__Task objective__. From the entries that follow, list every line in which the string "battery" appears.

__Dataset excerpts__.
--------
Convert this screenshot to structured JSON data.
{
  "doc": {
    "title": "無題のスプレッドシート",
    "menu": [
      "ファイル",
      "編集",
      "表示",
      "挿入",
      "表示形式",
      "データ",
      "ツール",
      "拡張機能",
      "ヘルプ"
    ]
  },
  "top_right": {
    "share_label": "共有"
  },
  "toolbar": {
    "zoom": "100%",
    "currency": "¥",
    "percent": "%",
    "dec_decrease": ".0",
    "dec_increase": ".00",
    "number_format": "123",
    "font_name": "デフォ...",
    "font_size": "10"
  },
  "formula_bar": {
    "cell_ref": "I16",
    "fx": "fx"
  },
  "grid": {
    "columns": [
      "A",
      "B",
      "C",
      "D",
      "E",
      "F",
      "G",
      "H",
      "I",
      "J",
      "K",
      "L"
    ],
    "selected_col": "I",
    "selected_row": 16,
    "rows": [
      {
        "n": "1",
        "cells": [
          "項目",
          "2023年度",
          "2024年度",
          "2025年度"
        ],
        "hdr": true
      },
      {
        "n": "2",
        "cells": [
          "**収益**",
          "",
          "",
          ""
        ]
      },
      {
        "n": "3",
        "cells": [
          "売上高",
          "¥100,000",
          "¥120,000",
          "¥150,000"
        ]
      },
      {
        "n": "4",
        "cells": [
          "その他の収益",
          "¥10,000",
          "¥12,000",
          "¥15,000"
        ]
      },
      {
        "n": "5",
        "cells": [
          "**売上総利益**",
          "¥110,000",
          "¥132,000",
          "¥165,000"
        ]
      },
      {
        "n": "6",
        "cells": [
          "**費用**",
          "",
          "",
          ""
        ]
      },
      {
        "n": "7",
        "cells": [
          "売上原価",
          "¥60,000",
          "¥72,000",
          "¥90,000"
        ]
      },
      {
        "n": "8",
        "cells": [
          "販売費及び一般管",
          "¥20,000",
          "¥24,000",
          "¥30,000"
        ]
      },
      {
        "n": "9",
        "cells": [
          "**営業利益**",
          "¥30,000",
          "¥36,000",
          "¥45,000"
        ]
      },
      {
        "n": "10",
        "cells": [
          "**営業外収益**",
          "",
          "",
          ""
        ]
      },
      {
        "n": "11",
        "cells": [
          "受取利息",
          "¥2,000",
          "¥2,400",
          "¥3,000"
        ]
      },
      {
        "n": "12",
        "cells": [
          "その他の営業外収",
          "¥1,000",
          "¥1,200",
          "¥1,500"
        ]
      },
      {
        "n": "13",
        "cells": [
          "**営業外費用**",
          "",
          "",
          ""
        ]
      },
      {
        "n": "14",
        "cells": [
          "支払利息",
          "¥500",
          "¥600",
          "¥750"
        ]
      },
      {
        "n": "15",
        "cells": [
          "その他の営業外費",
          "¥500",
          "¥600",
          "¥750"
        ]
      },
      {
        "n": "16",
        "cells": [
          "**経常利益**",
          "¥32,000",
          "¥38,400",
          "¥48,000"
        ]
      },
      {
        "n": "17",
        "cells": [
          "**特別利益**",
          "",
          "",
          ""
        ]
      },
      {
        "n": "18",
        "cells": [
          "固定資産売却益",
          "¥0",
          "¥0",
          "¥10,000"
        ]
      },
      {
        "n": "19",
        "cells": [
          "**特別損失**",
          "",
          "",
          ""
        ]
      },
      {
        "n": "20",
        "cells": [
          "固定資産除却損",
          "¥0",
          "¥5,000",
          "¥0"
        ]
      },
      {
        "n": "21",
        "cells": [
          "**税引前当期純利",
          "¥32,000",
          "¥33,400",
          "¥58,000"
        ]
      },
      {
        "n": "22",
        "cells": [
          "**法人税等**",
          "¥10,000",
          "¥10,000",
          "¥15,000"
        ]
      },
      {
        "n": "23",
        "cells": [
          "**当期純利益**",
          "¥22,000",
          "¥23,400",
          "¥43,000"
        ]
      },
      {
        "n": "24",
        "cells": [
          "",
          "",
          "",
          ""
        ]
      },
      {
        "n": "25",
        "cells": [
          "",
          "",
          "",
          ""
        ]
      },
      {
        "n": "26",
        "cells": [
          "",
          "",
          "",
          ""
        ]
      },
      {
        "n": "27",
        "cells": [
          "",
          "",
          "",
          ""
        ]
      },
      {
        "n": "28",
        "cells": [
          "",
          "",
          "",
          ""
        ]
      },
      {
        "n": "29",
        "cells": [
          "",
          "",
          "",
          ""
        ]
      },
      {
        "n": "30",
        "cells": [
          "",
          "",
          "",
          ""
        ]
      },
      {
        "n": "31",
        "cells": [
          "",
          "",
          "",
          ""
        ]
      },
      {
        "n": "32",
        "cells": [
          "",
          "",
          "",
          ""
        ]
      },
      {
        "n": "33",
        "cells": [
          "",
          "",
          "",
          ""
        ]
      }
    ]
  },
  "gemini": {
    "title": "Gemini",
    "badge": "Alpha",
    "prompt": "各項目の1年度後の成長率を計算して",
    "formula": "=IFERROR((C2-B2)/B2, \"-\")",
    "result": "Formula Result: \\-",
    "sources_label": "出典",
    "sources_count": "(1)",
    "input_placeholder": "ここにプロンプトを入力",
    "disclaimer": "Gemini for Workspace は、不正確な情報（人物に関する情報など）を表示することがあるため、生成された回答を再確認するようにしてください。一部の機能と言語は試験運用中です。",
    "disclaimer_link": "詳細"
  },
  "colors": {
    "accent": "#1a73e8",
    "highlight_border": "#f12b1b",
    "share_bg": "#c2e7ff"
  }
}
--------
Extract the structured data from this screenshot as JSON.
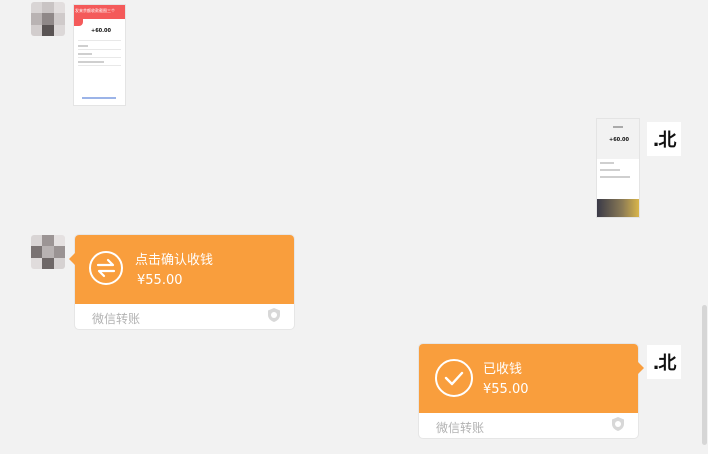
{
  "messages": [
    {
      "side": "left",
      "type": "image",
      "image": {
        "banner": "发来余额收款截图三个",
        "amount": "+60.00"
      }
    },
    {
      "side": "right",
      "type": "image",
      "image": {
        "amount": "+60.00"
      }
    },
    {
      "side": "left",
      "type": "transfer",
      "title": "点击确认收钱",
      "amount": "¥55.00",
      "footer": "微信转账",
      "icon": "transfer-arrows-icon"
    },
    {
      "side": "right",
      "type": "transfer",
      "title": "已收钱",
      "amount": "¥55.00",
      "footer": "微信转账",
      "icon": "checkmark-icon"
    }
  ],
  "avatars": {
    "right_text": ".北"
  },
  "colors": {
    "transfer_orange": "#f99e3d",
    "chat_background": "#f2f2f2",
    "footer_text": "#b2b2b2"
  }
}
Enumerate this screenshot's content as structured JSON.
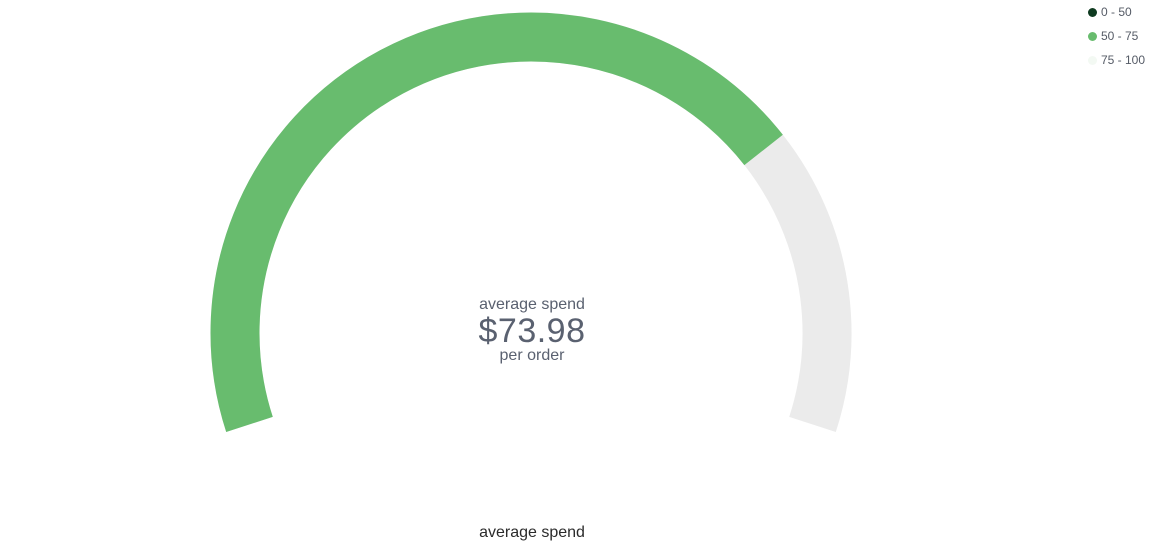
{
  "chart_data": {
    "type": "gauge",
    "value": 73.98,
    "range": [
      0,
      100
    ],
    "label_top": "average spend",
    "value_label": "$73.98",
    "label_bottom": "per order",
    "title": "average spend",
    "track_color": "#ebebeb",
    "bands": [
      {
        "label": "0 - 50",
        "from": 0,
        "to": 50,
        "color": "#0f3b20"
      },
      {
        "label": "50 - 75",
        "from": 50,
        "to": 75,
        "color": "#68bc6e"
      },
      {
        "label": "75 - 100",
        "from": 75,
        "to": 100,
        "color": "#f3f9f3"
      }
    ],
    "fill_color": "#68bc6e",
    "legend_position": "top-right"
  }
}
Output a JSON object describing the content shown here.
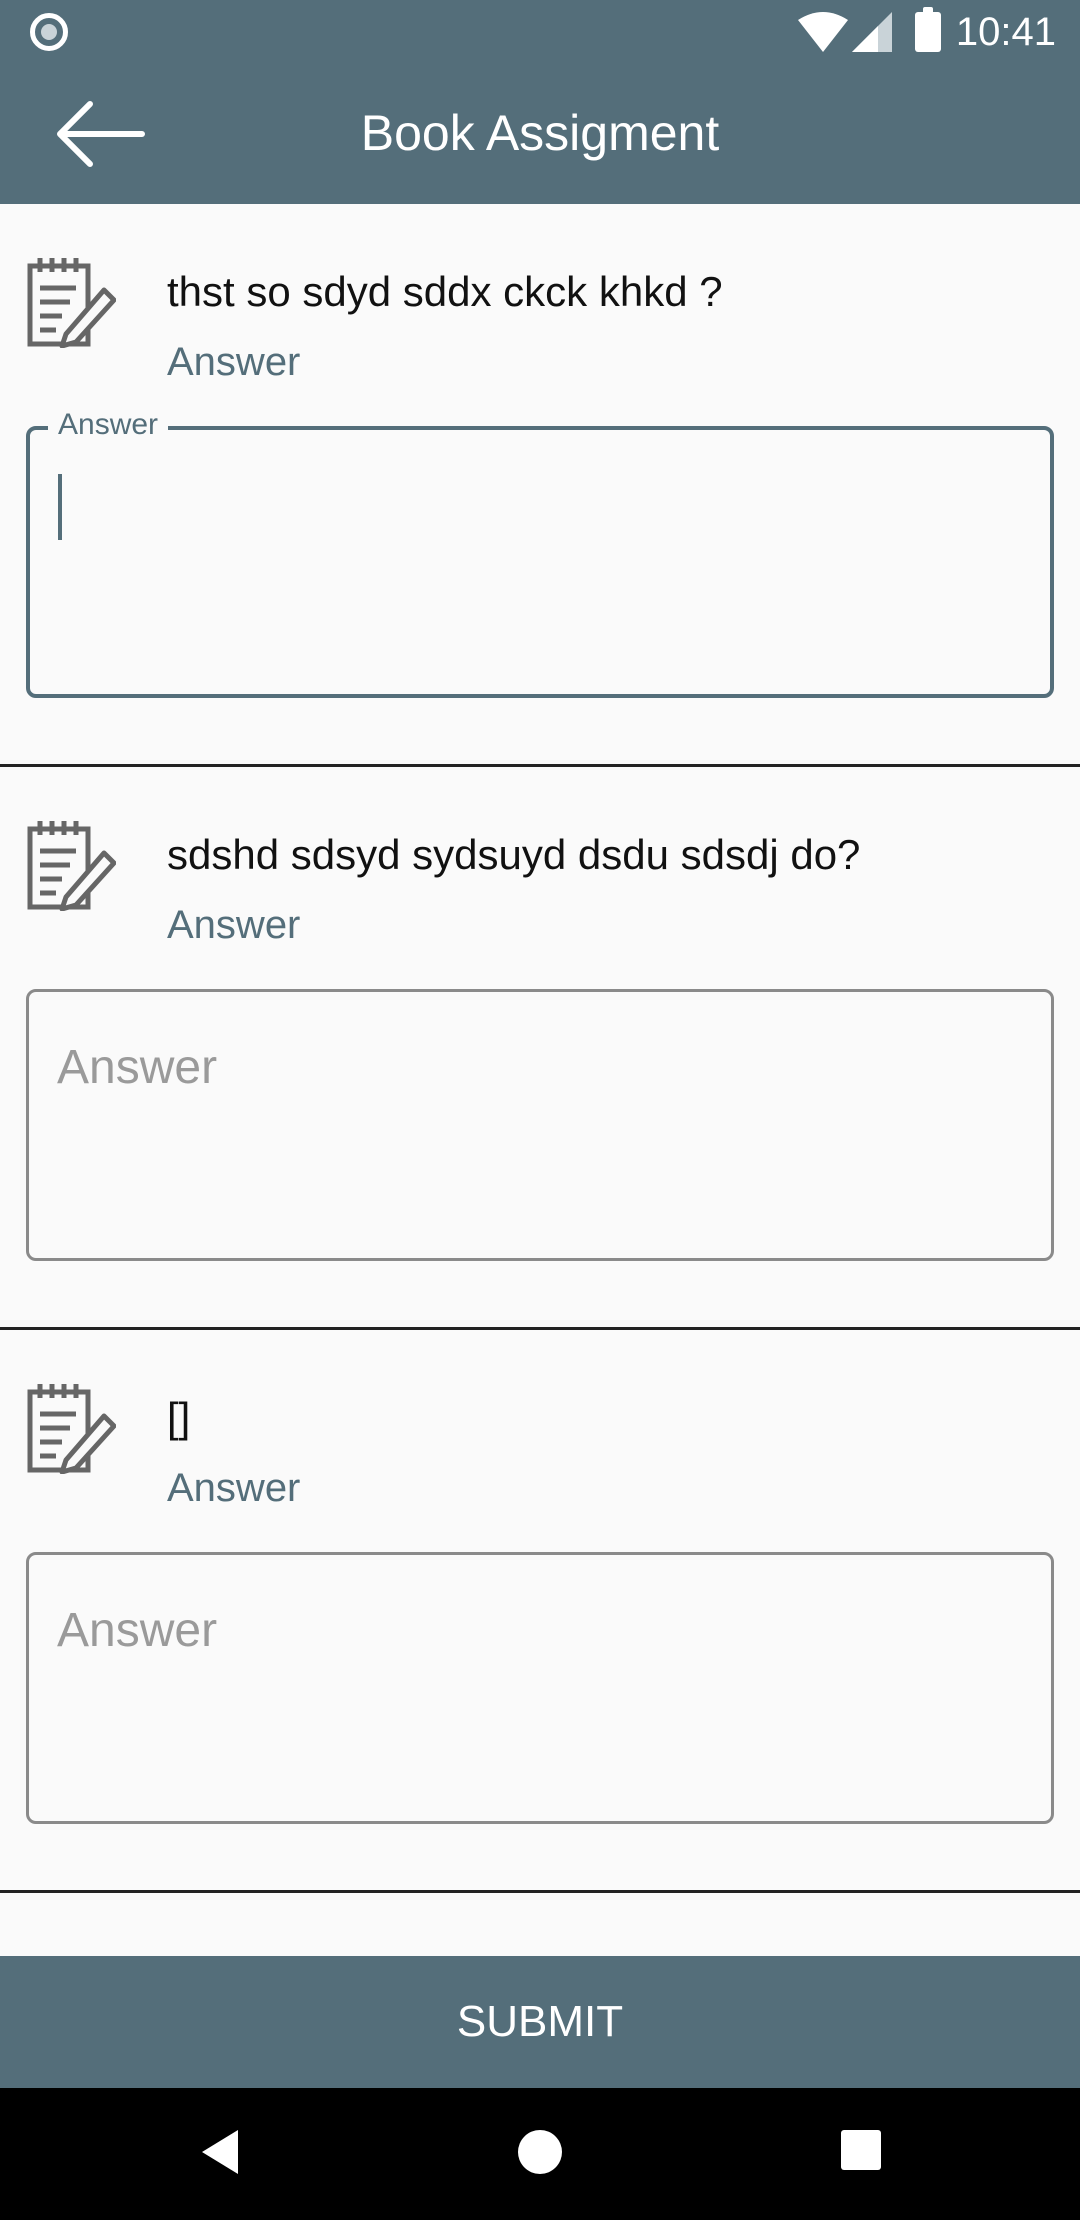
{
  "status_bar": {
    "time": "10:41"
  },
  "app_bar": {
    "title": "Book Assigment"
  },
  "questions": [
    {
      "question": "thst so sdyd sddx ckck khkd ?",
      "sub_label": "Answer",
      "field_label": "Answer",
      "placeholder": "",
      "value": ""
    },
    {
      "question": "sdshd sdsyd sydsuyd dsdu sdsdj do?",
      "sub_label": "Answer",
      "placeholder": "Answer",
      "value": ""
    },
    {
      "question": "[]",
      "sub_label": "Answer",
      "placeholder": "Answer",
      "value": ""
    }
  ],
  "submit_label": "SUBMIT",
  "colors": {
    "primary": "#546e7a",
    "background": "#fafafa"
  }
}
--------
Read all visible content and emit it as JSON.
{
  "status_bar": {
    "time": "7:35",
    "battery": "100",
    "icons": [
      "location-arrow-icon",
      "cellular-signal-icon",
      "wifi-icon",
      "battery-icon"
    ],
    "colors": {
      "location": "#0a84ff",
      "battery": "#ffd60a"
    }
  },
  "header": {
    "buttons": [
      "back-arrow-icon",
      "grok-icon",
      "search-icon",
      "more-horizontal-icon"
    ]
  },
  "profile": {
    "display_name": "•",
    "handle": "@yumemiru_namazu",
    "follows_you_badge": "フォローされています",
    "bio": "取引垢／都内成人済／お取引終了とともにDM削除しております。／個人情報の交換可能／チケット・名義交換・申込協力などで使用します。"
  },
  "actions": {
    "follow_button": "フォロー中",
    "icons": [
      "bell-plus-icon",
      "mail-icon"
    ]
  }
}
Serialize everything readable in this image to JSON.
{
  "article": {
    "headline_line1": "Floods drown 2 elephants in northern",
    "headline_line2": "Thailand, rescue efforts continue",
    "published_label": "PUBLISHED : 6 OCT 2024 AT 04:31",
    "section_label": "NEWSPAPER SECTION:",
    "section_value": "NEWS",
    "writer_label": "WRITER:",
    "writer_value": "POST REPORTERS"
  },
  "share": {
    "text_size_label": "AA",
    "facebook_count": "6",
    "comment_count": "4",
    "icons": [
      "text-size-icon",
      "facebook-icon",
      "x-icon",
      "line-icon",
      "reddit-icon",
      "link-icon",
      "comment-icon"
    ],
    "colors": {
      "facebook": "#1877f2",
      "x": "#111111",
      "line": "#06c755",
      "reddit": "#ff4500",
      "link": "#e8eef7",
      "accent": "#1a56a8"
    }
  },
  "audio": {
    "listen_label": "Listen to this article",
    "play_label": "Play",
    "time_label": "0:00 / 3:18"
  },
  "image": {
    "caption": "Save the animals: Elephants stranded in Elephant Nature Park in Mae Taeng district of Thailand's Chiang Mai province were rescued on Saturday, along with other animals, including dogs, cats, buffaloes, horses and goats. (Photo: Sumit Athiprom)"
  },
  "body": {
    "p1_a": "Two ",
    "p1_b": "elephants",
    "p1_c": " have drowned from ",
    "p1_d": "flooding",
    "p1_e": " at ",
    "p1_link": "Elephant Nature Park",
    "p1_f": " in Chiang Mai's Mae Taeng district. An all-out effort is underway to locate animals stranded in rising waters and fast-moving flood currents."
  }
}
--------
__Complete response__.
    "battery": "100",
      "battery-icon"
      "battery": "#ffd60a"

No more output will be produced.